- **Supplied material**:

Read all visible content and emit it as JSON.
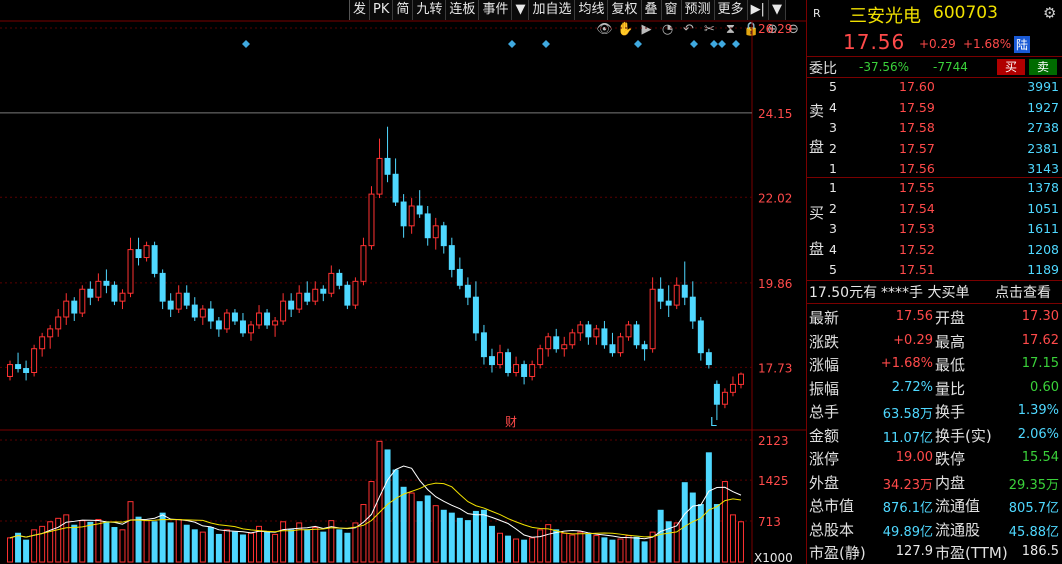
{
  "toolbar": {
    "items": [
      "发",
      "PK",
      "简",
      "九转",
      "连板",
      "事件",
      "▼",
      "加自选",
      "均线",
      "复权",
      "叠",
      "窗",
      "预测",
      "更多",
      "▶|",
      "▼"
    ]
  },
  "chart_icons": [
    "eye-icon",
    "hand-icon",
    "play-icon",
    "clock-icon",
    "undo-icon",
    "scissors-icon",
    "hourglass-icon",
    "lock-icon",
    "zoom-in-icon",
    "zoom-out-icon"
  ],
  "chart_data": [
    {
      "type": "candlestick",
      "y_axis_labels": [
        "26.29",
        "24.15",
        "22.02",
        "19.86",
        "17.73"
      ],
      "ylim": [
        16.2,
        26.29
      ],
      "markers": [
        "财",
        "L"
      ],
      "up_color": "#ff3232",
      "down_color": "#4fd8ff",
      "candles": [
        [
          17.5,
          17.9,
          17.4,
          17.8
        ],
        [
          17.8,
          18.1,
          17.6,
          17.7
        ],
        [
          17.7,
          17.9,
          17.4,
          17.6
        ],
        [
          17.6,
          18.3,
          17.5,
          18.2
        ],
        [
          18.2,
          18.6,
          18.0,
          18.5
        ],
        [
          18.5,
          18.8,
          18.2,
          18.7
        ],
        [
          18.7,
          19.2,
          18.5,
          19.0
        ],
        [
          19.0,
          19.6,
          18.8,
          19.4
        ],
        [
          19.4,
          19.5,
          18.9,
          19.1
        ],
        [
          19.1,
          19.8,
          19.0,
          19.7
        ],
        [
          19.7,
          19.9,
          19.3,
          19.5
        ],
        [
          19.5,
          20.1,
          19.4,
          19.9
        ],
        [
          19.9,
          20.2,
          19.6,
          19.8
        ],
        [
          19.8,
          19.9,
          19.3,
          19.4
        ],
        [
          19.4,
          19.7,
          19.2,
          19.6
        ],
        [
          19.6,
          21.0,
          19.5,
          20.7
        ],
        [
          20.7,
          21.0,
          20.3,
          20.5
        ],
        [
          20.5,
          20.9,
          20.4,
          20.8
        ],
        [
          20.8,
          20.9,
          20.0,
          20.1
        ],
        [
          20.1,
          20.2,
          19.2,
          19.4
        ],
        [
          19.4,
          19.6,
          19.0,
          19.2
        ],
        [
          19.2,
          19.8,
          19.1,
          19.6
        ],
        [
          19.6,
          19.8,
          19.2,
          19.3
        ],
        [
          19.3,
          19.5,
          18.9,
          19.0
        ],
        [
          19.0,
          19.3,
          18.8,
          19.2
        ],
        [
          19.2,
          19.4,
          18.7,
          18.9
        ],
        [
          18.9,
          19.0,
          18.5,
          18.7
        ],
        [
          18.7,
          19.2,
          18.6,
          19.1
        ],
        [
          19.1,
          19.2,
          18.8,
          18.9
        ],
        [
          18.9,
          19.1,
          18.5,
          18.6
        ],
        [
          18.6,
          18.9,
          18.4,
          18.8
        ],
        [
          18.8,
          19.3,
          18.7,
          19.1
        ],
        [
          19.1,
          19.2,
          18.7,
          18.8
        ],
        [
          18.8,
          19.0,
          18.5,
          18.9
        ],
        [
          18.9,
          19.6,
          18.8,
          19.4
        ],
        [
          19.4,
          19.6,
          19.0,
          19.2
        ],
        [
          19.2,
          19.8,
          19.1,
          19.6
        ],
        [
          19.6,
          19.9,
          19.3,
          19.4
        ],
        [
          19.4,
          19.9,
          19.3,
          19.7
        ],
        [
          19.7,
          19.8,
          19.4,
          19.6
        ],
        [
          19.6,
          20.3,
          19.5,
          20.1
        ],
        [
          20.1,
          20.2,
          19.7,
          19.8
        ],
        [
          19.8,
          19.9,
          19.2,
          19.3
        ],
        [
          19.3,
          20.0,
          19.2,
          19.9
        ],
        [
          19.9,
          21.0,
          19.8,
          20.8
        ],
        [
          20.8,
          22.3,
          20.7,
          22.1
        ],
        [
          22.1,
          23.5,
          22.0,
          23.0
        ],
        [
          23.0,
          23.8,
          22.4,
          22.6
        ],
        [
          22.6,
          23.0,
          21.8,
          21.9
        ],
        [
          21.9,
          22.1,
          21.0,
          21.3
        ],
        [
          21.3,
          22.0,
          21.1,
          21.8
        ],
        [
          21.8,
          22.2,
          21.5,
          21.6
        ],
        [
          21.6,
          21.8,
          20.8,
          21.0
        ],
        [
          21.0,
          21.5,
          20.7,
          21.3
        ],
        [
          21.3,
          21.4,
          20.6,
          20.8
        ],
        [
          20.8,
          21.0,
          20.0,
          20.2
        ],
        [
          20.2,
          20.5,
          19.7,
          19.8
        ],
        [
          19.8,
          20.0,
          19.3,
          19.5
        ],
        [
          19.5,
          19.9,
          18.4,
          18.6
        ],
        [
          18.6,
          18.8,
          17.8,
          18.0
        ],
        [
          18.0,
          18.2,
          17.6,
          17.8
        ],
        [
          17.8,
          18.3,
          17.7,
          18.1
        ],
        [
          18.1,
          18.2,
          17.5,
          17.6
        ],
        [
          17.6,
          18.0,
          17.5,
          17.8
        ],
        [
          17.8,
          17.9,
          17.3,
          17.5
        ],
        [
          17.5,
          17.9,
          17.4,
          17.8
        ],
        [
          17.8,
          18.3,
          17.7,
          18.2
        ],
        [
          18.2,
          18.6,
          18.0,
          18.5
        ],
        [
          18.5,
          18.7,
          18.1,
          18.2
        ],
        [
          18.2,
          18.5,
          18.0,
          18.3
        ],
        [
          18.3,
          18.7,
          18.2,
          18.6
        ],
        [
          18.6,
          18.9,
          18.4,
          18.8
        ],
        [
          18.8,
          18.9,
          18.3,
          18.5
        ],
        [
          18.5,
          18.8,
          18.3,
          18.7
        ],
        [
          18.7,
          18.9,
          18.2,
          18.3
        ],
        [
          18.3,
          18.6,
          18.0,
          18.1
        ],
        [
          18.1,
          18.6,
          18.0,
          18.5
        ],
        [
          18.5,
          18.9,
          18.4,
          18.8
        ],
        [
          18.8,
          18.9,
          18.2,
          18.3
        ],
        [
          18.3,
          18.4,
          17.9,
          18.2
        ],
        [
          18.2,
          20.0,
          18.1,
          19.7
        ],
        [
          19.7,
          20.0,
          19.2,
          19.4
        ],
        [
          19.4,
          19.8,
          19.0,
          19.3
        ],
        [
          19.3,
          20.0,
          19.2,
          19.8
        ],
        [
          19.8,
          20.4,
          19.3,
          19.5
        ],
        [
          19.5,
          19.9,
          18.7,
          18.9
        ],
        [
          18.9,
          19.0,
          17.9,
          18.1
        ],
        [
          18.1,
          18.2,
          17.7,
          17.8
        ],
        [
          17.3,
          17.4,
          16.4,
          16.8
        ],
        [
          16.8,
          17.2,
          16.7,
          17.1
        ],
        [
          17.1,
          17.5,
          17.0,
          17.3
        ],
        [
          17.3,
          17.6,
          17.2,
          17.56
        ]
      ]
    },
    {
      "type": "bar",
      "y_axis_labels": [
        "2123",
        "1425",
        "713",
        "X1000"
      ],
      "ylim": [
        0,
        2123
      ],
      "series_colors": [
        "#ff3232",
        "#4fd8ff"
      ],
      "volumes": [
        420,
        500,
        380,
        560,
        620,
        700,
        760,
        820,
        640,
        720,
        690,
        740,
        700,
        600,
        560,
        1050,
        780,
        720,
        700,
        850,
        680,
        740,
        640,
        560,
        520,
        600,
        480,
        560,
        520,
        470,
        500,
        620,
        520,
        480,
        700,
        560,
        680,
        560,
        600,
        520,
        720,
        560,
        500,
        680,
        1000,
        1400,
        2100,
        1950,
        1600,
        1300,
        1200,
        1050,
        1150,
        980,
        900,
        850,
        760,
        720,
        880,
        900,
        620,
        500,
        450,
        400,
        380,
        420,
        560,
        650,
        560,
        500,
        470,
        520,
        480,
        460,
        420,
        380,
        400,
        460,
        430,
        350,
        520,
        900,
        700,
        680,
        1380,
        1200,
        1000,
        1900,
        1000,
        1400,
        820,
        700
      ]
    }
  ],
  "panel": {
    "badge": "R",
    "stock_name": "三安光电",
    "stock_code": "600703",
    "price": "17.56",
    "change": "+0.29",
    "change_pct": "+1.68%",
    "market_tag": "陆",
    "gear_icon": "gear-icon",
    "weibi_label": "委比",
    "weibi_pct": "-37.56%",
    "weibi_diff": "-7744",
    "buy_btn": "买",
    "sell_btn": "卖",
    "sell_label": [
      "卖",
      "盘"
    ],
    "buy_label": [
      "买",
      "盘"
    ],
    "asks": [
      {
        "lvl": "5",
        "price": "17.60",
        "vol": "3991"
      },
      {
        "lvl": "4",
        "price": "17.59",
        "vol": "1927"
      },
      {
        "lvl": "3",
        "price": "17.58",
        "vol": "2738"
      },
      {
        "lvl": "2",
        "price": "17.57",
        "vol": "2381"
      },
      {
        "lvl": "1",
        "price": "17.56",
        "vol": "3143"
      }
    ],
    "bids": [
      {
        "lvl": "1",
        "price": "17.55",
        "vol": "1378"
      },
      {
        "lvl": "2",
        "price": "17.54",
        "vol": "1051"
      },
      {
        "lvl": "3",
        "price": "17.53",
        "vol": "1611"
      },
      {
        "lvl": "4",
        "price": "17.52",
        "vol": "1208"
      },
      {
        "lvl": "5",
        "price": "17.51",
        "vol": "1189"
      }
    ],
    "info_left": "17.50元有",
    "info_mid": "****手 大买单",
    "info_right": "点击查看",
    "stats": [
      {
        "l1": "最新",
        "v1": "17.56",
        "c1": "red",
        "l2": "开盘",
        "v2": "17.30",
        "c2": "red"
      },
      {
        "l1": "涨跌",
        "v1": "+0.29",
        "c1": "red",
        "l2": "最高",
        "v2": "17.62",
        "c2": "red"
      },
      {
        "l1": "涨幅",
        "v1": "+1.68%",
        "c1": "red",
        "l2": "最低",
        "v2": "17.15",
        "c2": "green"
      },
      {
        "l1": "振幅",
        "v1": "2.72%",
        "c1": "cyan",
        "l2": "量比",
        "v2": "0.60",
        "c2": "green"
      },
      {
        "l1": "总手",
        "v1": "63.58万",
        "c1": "cyan",
        "l2": "换手",
        "v2": "1.39%",
        "c2": "cyan"
      },
      {
        "l1": "金额",
        "v1": "11.07亿",
        "c1": "cyan",
        "l2": "换手(实)",
        "v2": "2.06%",
        "c2": "cyan"
      },
      {
        "l1": "涨停",
        "v1": "19.00",
        "c1": "red",
        "l2": "跌停",
        "v2": "15.54",
        "c2": "green"
      },
      {
        "l1": "外盘",
        "v1": "34.23万",
        "c1": "red",
        "l2": "内盘",
        "v2": "29.35万",
        "c2": "green"
      },
      {
        "l1": "总市值",
        "v1": "876.1亿",
        "c1": "cyan",
        "l2": "流通值",
        "v2": "805.7亿",
        "c2": "cyan"
      },
      {
        "l1": "总股本",
        "v1": "49.89亿",
        "c1": "cyan",
        "l2": "流通股",
        "v2": "45.88亿",
        "c2": "cyan"
      },
      {
        "l1": "市盈(静)",
        "v1": "127.9",
        "c1": "white",
        "l2": "市盈(TTM)",
        "v2": "186.5",
        "c2": "white"
      }
    ]
  }
}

- **Written request**: List all lines holding the string "price".

- **Complete answer**:
    "price": "17.56",
        "price": "17.60",
        "price": "17.59",
        "price": "17.58",
        "price": "17.57",
        "price": "17.56",
        "price": "17.55",
        "price": "17.54",
        "price": "17.53",
        "price": "17.52",
        "price": "17.51",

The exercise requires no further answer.